━━━ SUPPLIED MATERIAL

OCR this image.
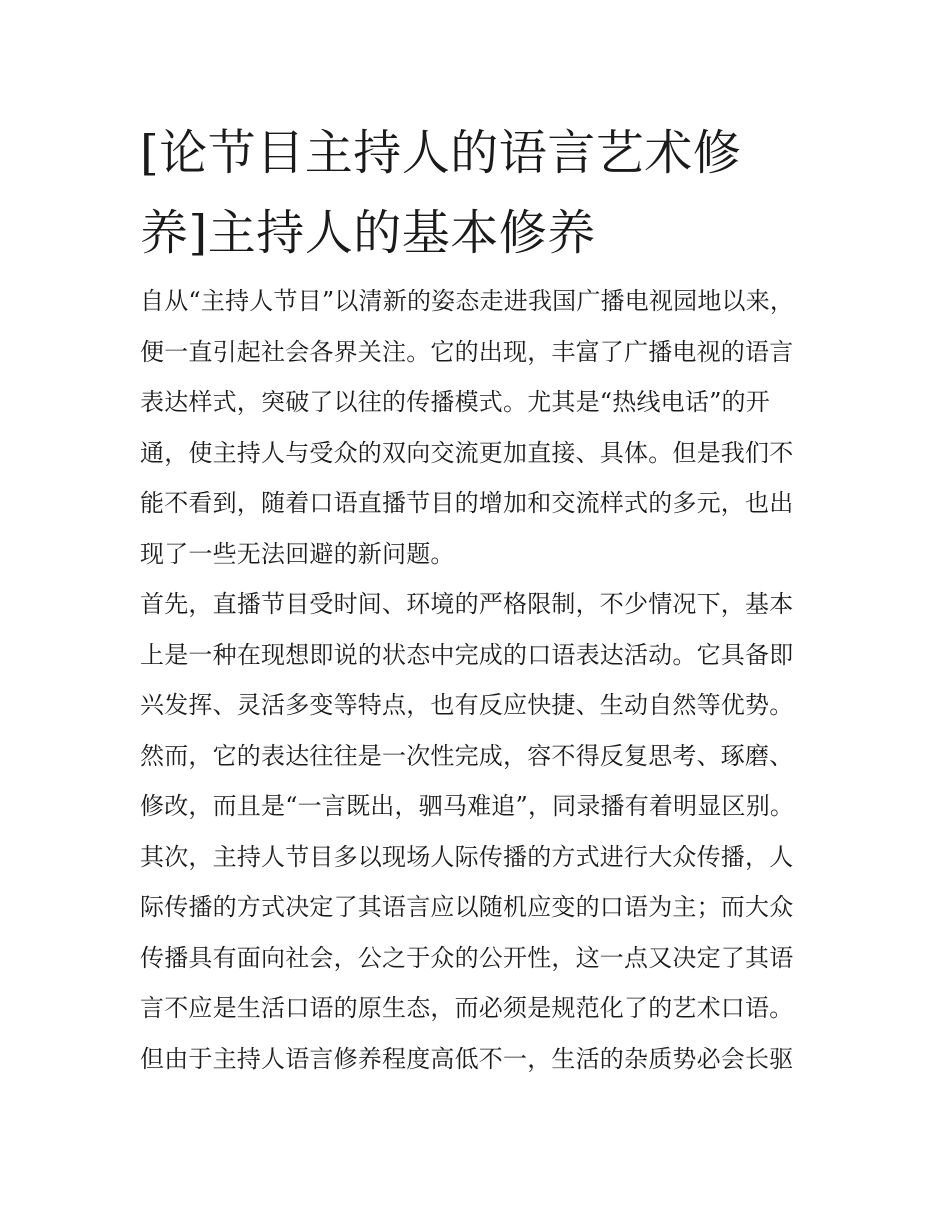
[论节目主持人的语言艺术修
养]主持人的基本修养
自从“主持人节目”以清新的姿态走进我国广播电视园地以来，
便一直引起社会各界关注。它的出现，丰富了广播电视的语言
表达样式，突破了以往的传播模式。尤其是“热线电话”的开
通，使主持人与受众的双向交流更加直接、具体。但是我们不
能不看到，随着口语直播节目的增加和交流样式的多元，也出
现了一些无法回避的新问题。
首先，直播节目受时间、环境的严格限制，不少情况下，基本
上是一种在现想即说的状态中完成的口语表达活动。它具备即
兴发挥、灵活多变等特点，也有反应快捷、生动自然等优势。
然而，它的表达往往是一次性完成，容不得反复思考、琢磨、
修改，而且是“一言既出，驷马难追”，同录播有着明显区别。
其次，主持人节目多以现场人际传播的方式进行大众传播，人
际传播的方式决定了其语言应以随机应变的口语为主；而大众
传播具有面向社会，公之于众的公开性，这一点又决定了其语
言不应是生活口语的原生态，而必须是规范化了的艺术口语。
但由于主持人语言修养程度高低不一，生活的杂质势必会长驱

━━━━━━

# [TASK]
Reproduce the material above in full and without alteration, but skip all pictures.

# [ANSWER]
OCR this image.
[论节目主持人的语言艺术修
养]主持人的基本修养
自从“主持人节目”以清新的姿态走进我国广播电视园地以来，
便一直引起社会各界关注。它的出现，丰富了广播电视的语言
表达样式，突破了以往的传播模式。尤其是“热线电话”的开
通，使主持人与受众的双向交流更加直接、具体。但是我们不
能不看到，随着口语直播节目的增加和交流样式的多元，也出
现了一些无法回避的新问题。
首先，直播节目受时间、环境的严格限制，不少情况下，基本
上是一种在现想即说的状态中完成的口语表达活动。它具备即
兴发挥、灵活多变等特点，也有反应快捷、生动自然等优势。
然而，它的表达往往是一次性完成，容不得反复思考、琢磨、
修改，而且是“一言既出，驷马难追”，同录播有着明显区别。
其次，主持人节目多以现场人际传播的方式进行大众传播，人
际传播的方式决定了其语言应以随机应变的口语为主；而大众
传播具有面向社会，公之于众的公开性，这一点又决定了其语
言不应是生活口语的原生态，而必须是规范化了的艺术口语。
但由于主持人语言修养程度高低不一，生活的杂质势必会长驱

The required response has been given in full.